**DIRECTIONS**
Retype the records below exactly as they appear, but leave out any pictures.

**THE RECORDS**
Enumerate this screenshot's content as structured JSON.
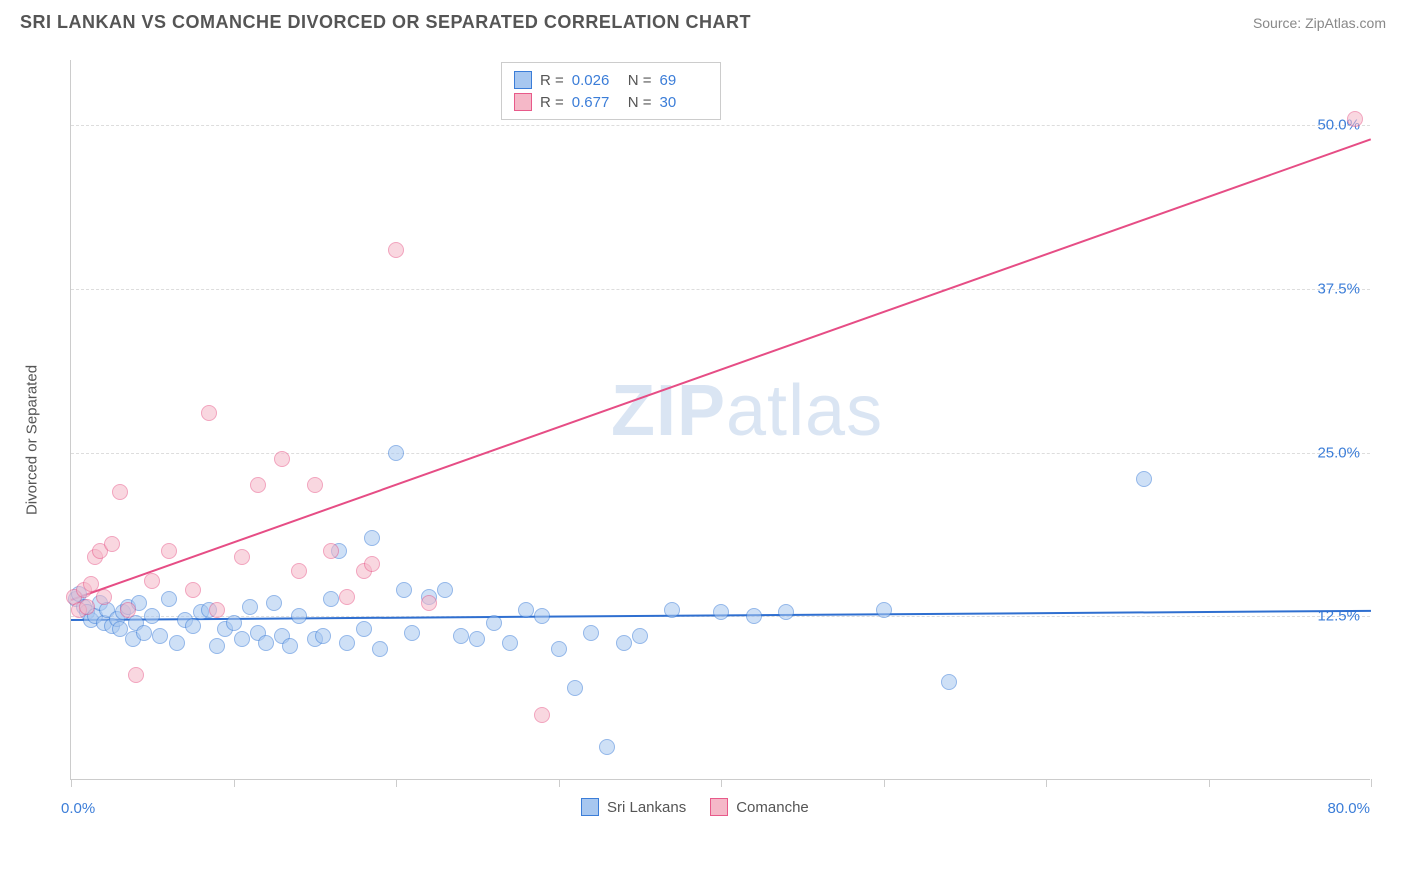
{
  "header": {
    "title": "SRI LANKAN VS COMANCHE DIVORCED OR SEPARATED CORRELATION CHART",
    "source": "Source: ZipAtlas.com"
  },
  "chart": {
    "type": "scatter",
    "y_axis_label": "Divorced or Separated",
    "xlim": [
      0,
      80
    ],
    "ylim": [
      0,
      55
    ],
    "x_tick_positions": [
      0,
      10,
      20,
      30,
      40,
      50,
      60,
      70,
      80
    ],
    "y_ticks": [
      {
        "value": 12.5,
        "label": "12.5%"
      },
      {
        "value": 25.0,
        "label": "25.0%"
      },
      {
        "value": 37.5,
        "label": "37.5%"
      },
      {
        "value": 50.0,
        "label": "50.0%"
      }
    ],
    "x_axis_min_label": "0.0%",
    "x_axis_max_label": "80.0%",
    "background_color": "#ffffff",
    "grid_color": "#dddddd",
    "axis_color": "#cccccc",
    "tick_label_color": "#3b7dd8",
    "marker_radius": 8,
    "marker_opacity": 0.55,
    "stats_box": {
      "rows": [
        {
          "swatch_fill": "#a7c7f0",
          "swatch_border": "#3b7dd8",
          "r_label": "R =",
          "r_value": "0.026",
          "n_label": "N =",
          "n_value": "69"
        },
        {
          "swatch_fill": "#f5b8c8",
          "swatch_border": "#e85a8a",
          "r_label": "R =",
          "r_value": "0.677",
          "n_label": "N =",
          "n_value": "30"
        }
      ]
    },
    "bottom_legend": [
      {
        "swatch_fill": "#a7c7f0",
        "swatch_border": "#3b7dd8",
        "label": "Sri Lankans"
      },
      {
        "swatch_fill": "#f5b8c8",
        "swatch_border": "#e85a8a",
        "label": "Comanche"
      }
    ],
    "watermark": {
      "part1": "ZIP",
      "part2": "atlas"
    },
    "series": [
      {
        "name": "Sri Lankans",
        "color_fill": "#a7c7f0",
        "color_border": "#3b7dd8",
        "trend": {
          "y_at_x0": 12.3,
          "y_at_xmax": 13.0,
          "color": "#2f6fd0",
          "width": 2
        },
        "points": [
          [
            0.3,
            13.8
          ],
          [
            0.5,
            14.2
          ],
          [
            0.8,
            13.2
          ],
          [
            1.0,
            12.8
          ],
          [
            1.2,
            12.2
          ],
          [
            1.5,
            12.5
          ],
          [
            1.8,
            13.5
          ],
          [
            2.0,
            12.0
          ],
          [
            2.2,
            13.0
          ],
          [
            2.5,
            11.8
          ],
          [
            2.8,
            12.3
          ],
          [
            3.0,
            11.5
          ],
          [
            3.2,
            12.8
          ],
          [
            3.5,
            13.2
          ],
          [
            3.8,
            10.8
          ],
          [
            4.0,
            12.0
          ],
          [
            4.2,
            13.5
          ],
          [
            4.5,
            11.2
          ],
          [
            5.0,
            12.5
          ],
          [
            5.5,
            11.0
          ],
          [
            6.0,
            13.8
          ],
          [
            6.5,
            10.5
          ],
          [
            7.0,
            12.2
          ],
          [
            7.5,
            11.8
          ],
          [
            8.0,
            12.8
          ],
          [
            8.5,
            13.0
          ],
          [
            9.0,
            10.2
          ],
          [
            9.5,
            11.5
          ],
          [
            10.0,
            12.0
          ],
          [
            10.5,
            10.8
          ],
          [
            11.0,
            13.2
          ],
          [
            11.5,
            11.2
          ],
          [
            12.0,
            10.5
          ],
          [
            12.5,
            13.5
          ],
          [
            13.0,
            11.0
          ],
          [
            13.5,
            10.2
          ],
          [
            14.0,
            12.5
          ],
          [
            15.0,
            10.8
          ],
          [
            15.5,
            11.0
          ],
          [
            16.0,
            13.8
          ],
          [
            16.5,
            17.5
          ],
          [
            17.0,
            10.5
          ],
          [
            18.0,
            11.5
          ],
          [
            18.5,
            18.5
          ],
          [
            19.0,
            10.0
          ],
          [
            20.0,
            25.0
          ],
          [
            20.5,
            14.5
          ],
          [
            21.0,
            11.2
          ],
          [
            22.0,
            14.0
          ],
          [
            23.0,
            14.5
          ],
          [
            24.0,
            11.0
          ],
          [
            25.0,
            10.8
          ],
          [
            26.0,
            12.0
          ],
          [
            27.0,
            10.5
          ],
          [
            28.0,
            13.0
          ],
          [
            29.0,
            12.5
          ],
          [
            30.0,
            10.0
          ],
          [
            31.0,
            7.0
          ],
          [
            32.0,
            11.2
          ],
          [
            33.0,
            2.5
          ],
          [
            34.0,
            10.5
          ],
          [
            35.0,
            11.0
          ],
          [
            37.0,
            13.0
          ],
          [
            40.0,
            12.8
          ],
          [
            42.0,
            12.5
          ],
          [
            44.0,
            12.8
          ],
          [
            50.0,
            13.0
          ],
          [
            54.0,
            7.5
          ],
          [
            66.0,
            23.0
          ]
        ]
      },
      {
        "name": "Comanche",
        "color_fill": "#f5b8c8",
        "color_border": "#e85a8a",
        "trend": {
          "y_at_x0": 13.8,
          "y_at_xmax": 49.0,
          "color": "#e64d85",
          "width": 2
        },
        "points": [
          [
            0.2,
            14.0
          ],
          [
            0.5,
            13.0
          ],
          [
            0.8,
            14.5
          ],
          [
            1.0,
            13.2
          ],
          [
            1.2,
            15.0
          ],
          [
            1.5,
            17.0
          ],
          [
            1.8,
            17.5
          ],
          [
            2.0,
            14.0
          ],
          [
            2.5,
            18.0
          ],
          [
            3.0,
            22.0
          ],
          [
            3.5,
            13.0
          ],
          [
            4.0,
            8.0
          ],
          [
            5.0,
            15.2
          ],
          [
            6.0,
            17.5
          ],
          [
            7.5,
            14.5
          ],
          [
            8.5,
            28.0
          ],
          [
            9.0,
            13.0
          ],
          [
            10.5,
            17.0
          ],
          [
            11.5,
            22.5
          ],
          [
            13.0,
            24.5
          ],
          [
            14.0,
            16.0
          ],
          [
            15.0,
            22.5
          ],
          [
            16.0,
            17.5
          ],
          [
            17.0,
            14.0
          ],
          [
            18.0,
            16.0
          ],
          [
            18.5,
            16.5
          ],
          [
            20.0,
            40.5
          ],
          [
            22.0,
            13.5
          ],
          [
            29.0,
            5.0
          ],
          [
            79.0,
            50.5
          ]
        ]
      }
    ]
  }
}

**THE RESULT**
Enumerate this screenshot's content as structured JSON.
{
  "header": {
    "title": "SRI LANKAN VS COMANCHE DIVORCED OR SEPARATED CORRELATION CHART",
    "source": "Source: ZipAtlas.com"
  },
  "chart": {
    "type": "scatter",
    "y_axis_label": "Divorced or Separated",
    "xlim": [
      0,
      80
    ],
    "ylim": [
      0,
      55
    ],
    "x_tick_positions": [
      0,
      10,
      20,
      30,
      40,
      50,
      60,
      70,
      80
    ],
    "y_ticks": [
      {
        "value": 12.5,
        "label": "12.5%"
      },
      {
        "value": 25.0,
        "label": "25.0%"
      },
      {
        "value": 37.5,
        "label": "37.5%"
      },
      {
        "value": 50.0,
        "label": "50.0%"
      }
    ],
    "x_axis_min_label": "0.0%",
    "x_axis_max_label": "80.0%",
    "background_color": "#ffffff",
    "grid_color": "#dddddd",
    "axis_color": "#cccccc",
    "tick_label_color": "#3b7dd8",
    "marker_radius": 8,
    "marker_opacity": 0.55,
    "stats_box": {
      "rows": [
        {
          "swatch_fill": "#a7c7f0",
          "swatch_border": "#3b7dd8",
          "r_label": "R =",
          "r_value": "0.026",
          "n_label": "N =",
          "n_value": "69"
        },
        {
          "swatch_fill": "#f5b8c8",
          "swatch_border": "#e85a8a",
          "r_label": "R =",
          "r_value": "0.677",
          "n_label": "N =",
          "n_value": "30"
        }
      ]
    },
    "bottom_legend": [
      {
        "swatch_fill": "#a7c7f0",
        "swatch_border": "#3b7dd8",
        "label": "Sri Lankans"
      },
      {
        "swatch_fill": "#f5b8c8",
        "swatch_border": "#e85a8a",
        "label": "Comanche"
      }
    ],
    "watermark": {
      "part1": "ZIP",
      "part2": "atlas"
    },
    "series": [
      {
        "name": "Sri Lankans",
        "color_fill": "#a7c7f0",
        "color_border": "#3b7dd8",
        "trend": {
          "y_at_x0": 12.3,
          "y_at_xmax": 13.0,
          "color": "#2f6fd0",
          "width": 2
        },
        "points": [
          [
            0.3,
            13.8
          ],
          [
            0.5,
            14.2
          ],
          [
            0.8,
            13.2
          ],
          [
            1.0,
            12.8
          ],
          [
            1.2,
            12.2
          ],
          [
            1.5,
            12.5
          ],
          [
            1.8,
            13.5
          ],
          [
            2.0,
            12.0
          ],
          [
            2.2,
            13.0
          ],
          [
            2.5,
            11.8
          ],
          [
            2.8,
            12.3
          ],
          [
            3.0,
            11.5
          ],
          [
            3.2,
            12.8
          ],
          [
            3.5,
            13.2
          ],
          [
            3.8,
            10.8
          ],
          [
            4.0,
            12.0
          ],
          [
            4.2,
            13.5
          ],
          [
            4.5,
            11.2
          ],
          [
            5.0,
            12.5
          ],
          [
            5.5,
            11.0
          ],
          [
            6.0,
            13.8
          ],
          [
            6.5,
            10.5
          ],
          [
            7.0,
            12.2
          ],
          [
            7.5,
            11.8
          ],
          [
            8.0,
            12.8
          ],
          [
            8.5,
            13.0
          ],
          [
            9.0,
            10.2
          ],
          [
            9.5,
            11.5
          ],
          [
            10.0,
            12.0
          ],
          [
            10.5,
            10.8
          ],
          [
            11.0,
            13.2
          ],
          [
            11.5,
            11.2
          ],
          [
            12.0,
            10.5
          ],
          [
            12.5,
            13.5
          ],
          [
            13.0,
            11.0
          ],
          [
            13.5,
            10.2
          ],
          [
            14.0,
            12.5
          ],
          [
            15.0,
            10.8
          ],
          [
            15.5,
            11.0
          ],
          [
            16.0,
            13.8
          ],
          [
            16.5,
            17.5
          ],
          [
            17.0,
            10.5
          ],
          [
            18.0,
            11.5
          ],
          [
            18.5,
            18.5
          ],
          [
            19.0,
            10.0
          ],
          [
            20.0,
            25.0
          ],
          [
            20.5,
            14.5
          ],
          [
            21.0,
            11.2
          ],
          [
            22.0,
            14.0
          ],
          [
            23.0,
            14.5
          ],
          [
            24.0,
            11.0
          ],
          [
            25.0,
            10.8
          ],
          [
            26.0,
            12.0
          ],
          [
            27.0,
            10.5
          ],
          [
            28.0,
            13.0
          ],
          [
            29.0,
            12.5
          ],
          [
            30.0,
            10.0
          ],
          [
            31.0,
            7.0
          ],
          [
            32.0,
            11.2
          ],
          [
            33.0,
            2.5
          ],
          [
            34.0,
            10.5
          ],
          [
            35.0,
            11.0
          ],
          [
            37.0,
            13.0
          ],
          [
            40.0,
            12.8
          ],
          [
            42.0,
            12.5
          ],
          [
            44.0,
            12.8
          ],
          [
            50.0,
            13.0
          ],
          [
            54.0,
            7.5
          ],
          [
            66.0,
            23.0
          ]
        ]
      },
      {
        "name": "Comanche",
        "color_fill": "#f5b8c8",
        "color_border": "#e85a8a",
        "trend": {
          "y_at_x0": 13.8,
          "y_at_xmax": 49.0,
          "color": "#e64d85",
          "width": 2
        },
        "points": [
          [
            0.2,
            14.0
          ],
          [
            0.5,
            13.0
          ],
          [
            0.8,
            14.5
          ],
          [
            1.0,
            13.2
          ],
          [
            1.2,
            15.0
          ],
          [
            1.5,
            17.0
          ],
          [
            1.8,
            17.5
          ],
          [
            2.0,
            14.0
          ],
          [
            2.5,
            18.0
          ],
          [
            3.0,
            22.0
          ],
          [
            3.5,
            13.0
          ],
          [
            4.0,
            8.0
          ],
          [
            5.0,
            15.2
          ],
          [
            6.0,
            17.5
          ],
          [
            7.5,
            14.5
          ],
          [
            8.5,
            28.0
          ],
          [
            9.0,
            13.0
          ],
          [
            10.5,
            17.0
          ],
          [
            11.5,
            22.5
          ],
          [
            13.0,
            24.5
          ],
          [
            14.0,
            16.0
          ],
          [
            15.0,
            22.5
          ],
          [
            16.0,
            17.5
          ],
          [
            17.0,
            14.0
          ],
          [
            18.0,
            16.0
          ],
          [
            18.5,
            16.5
          ],
          [
            20.0,
            40.5
          ],
          [
            22.0,
            13.5
          ],
          [
            29.0,
            5.0
          ],
          [
            79.0,
            50.5
          ]
        ]
      }
    ]
  }
}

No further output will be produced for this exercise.